- **DATASET CONTENT**:

>> Begin

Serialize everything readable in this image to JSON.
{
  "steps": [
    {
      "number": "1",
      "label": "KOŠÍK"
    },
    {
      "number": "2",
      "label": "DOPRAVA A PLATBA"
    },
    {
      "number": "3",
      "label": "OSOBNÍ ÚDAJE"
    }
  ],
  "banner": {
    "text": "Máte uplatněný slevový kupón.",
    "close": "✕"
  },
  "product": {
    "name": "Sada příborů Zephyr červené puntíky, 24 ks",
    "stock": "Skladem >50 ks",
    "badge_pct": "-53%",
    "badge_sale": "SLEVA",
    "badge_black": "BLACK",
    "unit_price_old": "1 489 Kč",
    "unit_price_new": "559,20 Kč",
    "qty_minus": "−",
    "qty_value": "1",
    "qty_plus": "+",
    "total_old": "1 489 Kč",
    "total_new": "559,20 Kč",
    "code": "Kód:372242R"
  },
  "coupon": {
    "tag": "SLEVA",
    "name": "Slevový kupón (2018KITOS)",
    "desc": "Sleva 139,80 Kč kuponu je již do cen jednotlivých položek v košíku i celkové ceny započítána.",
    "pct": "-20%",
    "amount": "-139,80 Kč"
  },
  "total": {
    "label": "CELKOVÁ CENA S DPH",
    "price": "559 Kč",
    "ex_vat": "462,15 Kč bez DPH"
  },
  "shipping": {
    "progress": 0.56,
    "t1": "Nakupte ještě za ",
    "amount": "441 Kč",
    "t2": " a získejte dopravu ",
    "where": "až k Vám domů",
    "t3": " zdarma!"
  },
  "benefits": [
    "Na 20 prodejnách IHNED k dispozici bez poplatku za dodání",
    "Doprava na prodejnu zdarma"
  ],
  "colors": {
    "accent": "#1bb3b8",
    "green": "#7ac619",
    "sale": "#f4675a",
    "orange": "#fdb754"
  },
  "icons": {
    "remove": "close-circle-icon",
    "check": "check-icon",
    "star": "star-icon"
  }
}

>> End

Extract each line from the entries above that contains the string "name".

    "name": "Sada příborů Zephyr červené puntíky, 24 ks",
    "name": "Slevový kupón (2018KITOS)",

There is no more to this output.